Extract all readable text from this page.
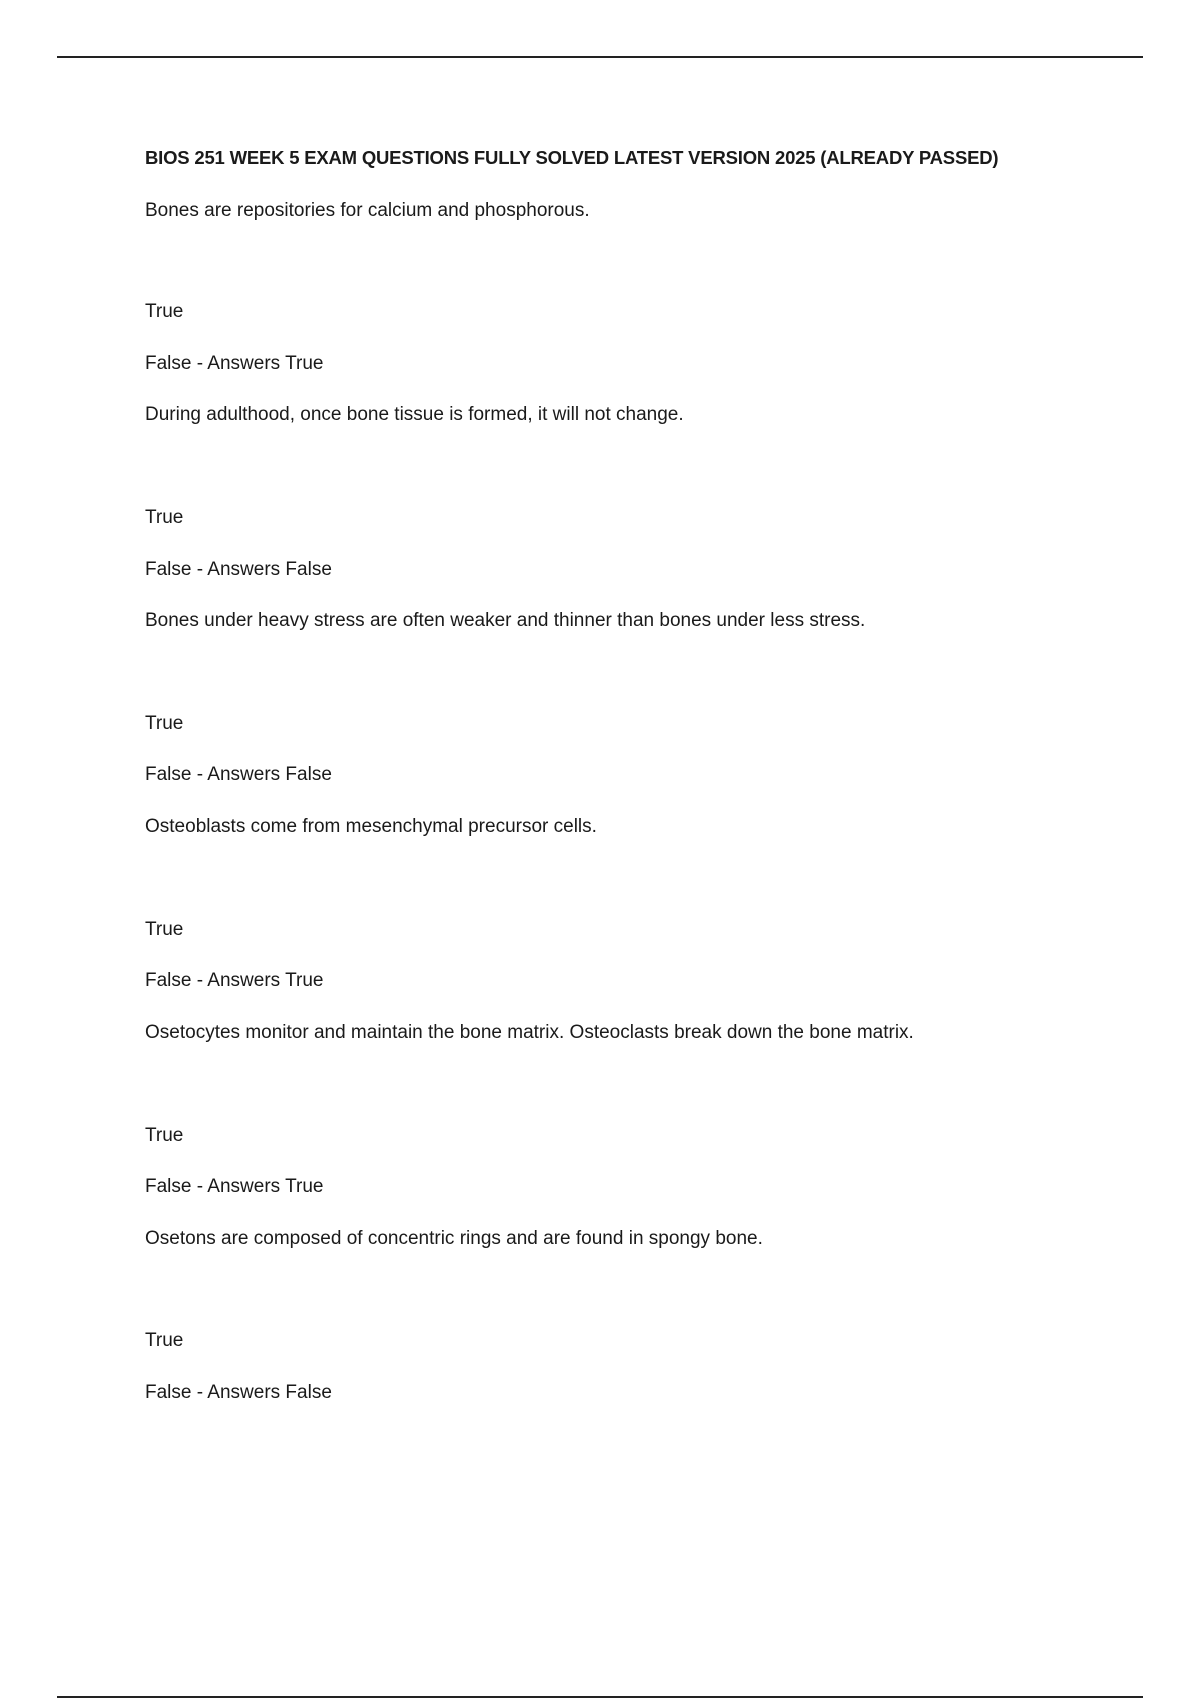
BIOS 251 WEEK 5 EXAM QUESTIONS FULLY SOLVED LATEST VERSION 2025 (ALREADY PASSED)
Bones are repositories for calcium and phosphorous.
True
False - Answers True
During adulthood, once bone tissue is formed, it will not change.
True
False - Answers False
Bones under heavy stress are often weaker and thinner than bones under less stress.
True
False - Answers False
Osteoblasts come from mesenchymal precursor cells.
True
False - Answers True
Osetocytes monitor and maintain the bone matrix. Osteoclasts break down the bone matrix.
True
False - Answers True
Osetons are composed of concentric rings and are found in spongy bone.
True
False - Answers False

▬▬▬▬▬▬

Transcribe every record exactly and omit each image.

Extract all readable text from this page.
BIOS 251 WEEK 5 EXAM QUESTIONS FULLY SOLVED LATEST VERSION 2025 (ALREADY PASSED)
Bones are repositories for calcium and phosphorous.
True
False - Answers True
During adulthood, once bone tissue is formed, it will not change.
True
False - Answers False
Bones under heavy stress are often weaker and thinner than bones under less stress.
True
False - Answers False
Osteoblasts come from mesenchymal precursor cells.
True
False - Answers True
Osetocytes monitor and maintain the bone matrix. Osteoclasts break down the bone matrix.
True
False - Answers True
Osetons are composed of concentric rings and are found in spongy bone.
True
False - Answers False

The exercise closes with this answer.